◆ **Verilen görev 1**
Seçilmiş bölüme göre aşağıdaki soruları cevaplayınız.
(a) Zorluk hangi zihniyetten kaynaklanmaktadır?
(b) Umudun harlanacağı belirtilirken hangi söz söylenmektedir?
(c) Kaos ve kriz hâlinin derinleşmesi hangi iki kapıyı aralayabilir?

◆ **Seçilmiş bölüm**
────────────────

Yaşadığımız dem-i devranda zor günlerden geçiyoruz. Ama biliyoruz ki zulmat deryasının zulmü ne yenidir ne de son olacaktır. Zorluk evrenin işleyiş kanunlarından kaynaklanmıyor. Doğal afetler üzerinden kendini var etmekten utanmayan, sermaye biriktiren nahak zihniyetten kaynaklanıyor. Hakikat arayışımız, inancımız, tarihsel hafızamız, moral değerlerimiz, yaratılan değerler bize göstermiştir ki bu zulmatın arkasında anlamlı ve özgür bir yaşamın yolu da açılacaktır. Ellerimiz gönül kabemizde Newroz ateşine verdiğimiz ikrarla “Ya Xızır” diyerek el ele vererek umudumuzu harlayacağız.
Kaos ve kriz halinin derinleşmesi, demokratik, özgür bir yaşamın kapısını aralayacağı gibi zulmün, baskının artacağı bir ortamın kapısını da aralayabilir. Yapısal krizin derinleşmesi ile uyandırılan her delil, gösterilen dayanışma, ikrarında durma, el ele vererek kom olma kültürü, toplumun geleceğini belirleyecek hamleler olarak düşünülmeli.

────────────────

◆ **Gösterilen kayıtlar**
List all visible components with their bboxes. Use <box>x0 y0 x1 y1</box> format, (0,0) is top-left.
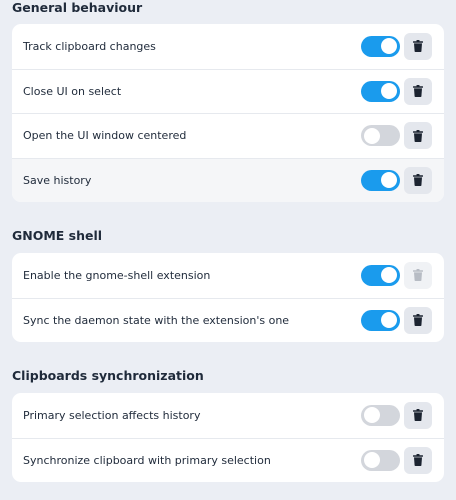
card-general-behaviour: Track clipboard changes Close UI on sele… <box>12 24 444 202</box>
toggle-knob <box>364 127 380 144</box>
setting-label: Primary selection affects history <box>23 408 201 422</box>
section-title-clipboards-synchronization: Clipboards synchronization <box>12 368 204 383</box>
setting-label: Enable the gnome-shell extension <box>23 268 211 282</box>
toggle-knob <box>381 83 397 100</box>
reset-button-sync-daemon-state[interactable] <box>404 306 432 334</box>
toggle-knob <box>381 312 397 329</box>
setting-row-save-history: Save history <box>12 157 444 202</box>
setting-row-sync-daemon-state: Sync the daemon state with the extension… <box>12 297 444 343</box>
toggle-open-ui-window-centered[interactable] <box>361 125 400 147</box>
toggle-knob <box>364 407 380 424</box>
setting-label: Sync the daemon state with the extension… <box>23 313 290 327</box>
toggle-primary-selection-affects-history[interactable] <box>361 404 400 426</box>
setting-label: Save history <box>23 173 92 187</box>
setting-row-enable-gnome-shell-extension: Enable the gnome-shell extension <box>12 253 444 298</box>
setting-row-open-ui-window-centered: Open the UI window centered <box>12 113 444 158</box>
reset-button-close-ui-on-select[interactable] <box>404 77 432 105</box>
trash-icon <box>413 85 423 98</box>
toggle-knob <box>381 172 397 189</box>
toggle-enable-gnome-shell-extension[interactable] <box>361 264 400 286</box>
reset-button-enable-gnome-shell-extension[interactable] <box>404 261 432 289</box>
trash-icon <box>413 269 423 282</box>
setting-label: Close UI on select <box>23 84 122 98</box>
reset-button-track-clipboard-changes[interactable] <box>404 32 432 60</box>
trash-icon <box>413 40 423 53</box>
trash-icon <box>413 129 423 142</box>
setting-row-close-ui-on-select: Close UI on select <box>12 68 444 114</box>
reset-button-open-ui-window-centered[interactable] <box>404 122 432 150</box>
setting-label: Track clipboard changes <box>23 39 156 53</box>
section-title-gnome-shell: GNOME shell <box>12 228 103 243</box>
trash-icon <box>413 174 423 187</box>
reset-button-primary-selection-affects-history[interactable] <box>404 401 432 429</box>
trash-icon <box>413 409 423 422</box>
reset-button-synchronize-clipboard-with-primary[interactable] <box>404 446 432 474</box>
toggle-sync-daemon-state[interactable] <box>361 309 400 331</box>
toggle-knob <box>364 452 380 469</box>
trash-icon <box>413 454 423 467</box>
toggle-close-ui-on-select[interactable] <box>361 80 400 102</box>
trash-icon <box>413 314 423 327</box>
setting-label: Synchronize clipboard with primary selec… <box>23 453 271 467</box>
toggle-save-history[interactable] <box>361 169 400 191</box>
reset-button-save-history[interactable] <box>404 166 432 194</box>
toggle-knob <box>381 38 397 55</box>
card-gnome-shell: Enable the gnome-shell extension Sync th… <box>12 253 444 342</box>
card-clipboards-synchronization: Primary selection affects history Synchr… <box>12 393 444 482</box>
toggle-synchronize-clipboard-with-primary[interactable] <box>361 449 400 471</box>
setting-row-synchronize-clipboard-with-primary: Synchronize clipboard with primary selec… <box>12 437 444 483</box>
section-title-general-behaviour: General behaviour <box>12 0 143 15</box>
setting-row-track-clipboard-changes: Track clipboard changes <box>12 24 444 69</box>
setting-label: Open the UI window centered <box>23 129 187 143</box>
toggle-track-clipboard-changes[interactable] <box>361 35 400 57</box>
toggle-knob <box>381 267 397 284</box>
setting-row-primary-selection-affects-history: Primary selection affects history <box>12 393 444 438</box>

────────────────

◆ **Verilen görev 2**
Kayıtlarda "card-general-behaviour: Track clipboard" ifadesini içeren satırdan "368 204 383</box>" ifadesini içeren satıra kadar uzanan kısmı, iki uç satır da dâhil olmak üzere, Sıra ve Satır sütunlarından oluşan bir Markdown tablosu hâlinde düzenleyiniz. Boş satırlara tabloda yer vermeyiniz.

◆ **Alıştırma cevabı 1**
(a) Doğal afetler üzerinden kendini var etmekten utanmayan, sermaye biriktiren nahak zihniyetten.
(b) "Ya Xızır"
(c) Demokratik, özgür bir yaşamın kapısını ve zulmün, baskının artacağı bir ortamın kapısını.

◆ **Alıştırma cevabı 2**
| Sıra | Satır |
|---|---|
| 1 | card-general-behaviour: Track clipboard changes Close UI on sele… <box>12 24 444 202</box> |
| 2 | toggle-knob <box>364 127 380 144</box> |
| 3 | setting-label: Primary selection affects history <box>23 408 201 422</box> |
| 4 | section-title-clipboards-synchronization: Clipboards synchronization <box>12 368 204 383</box> |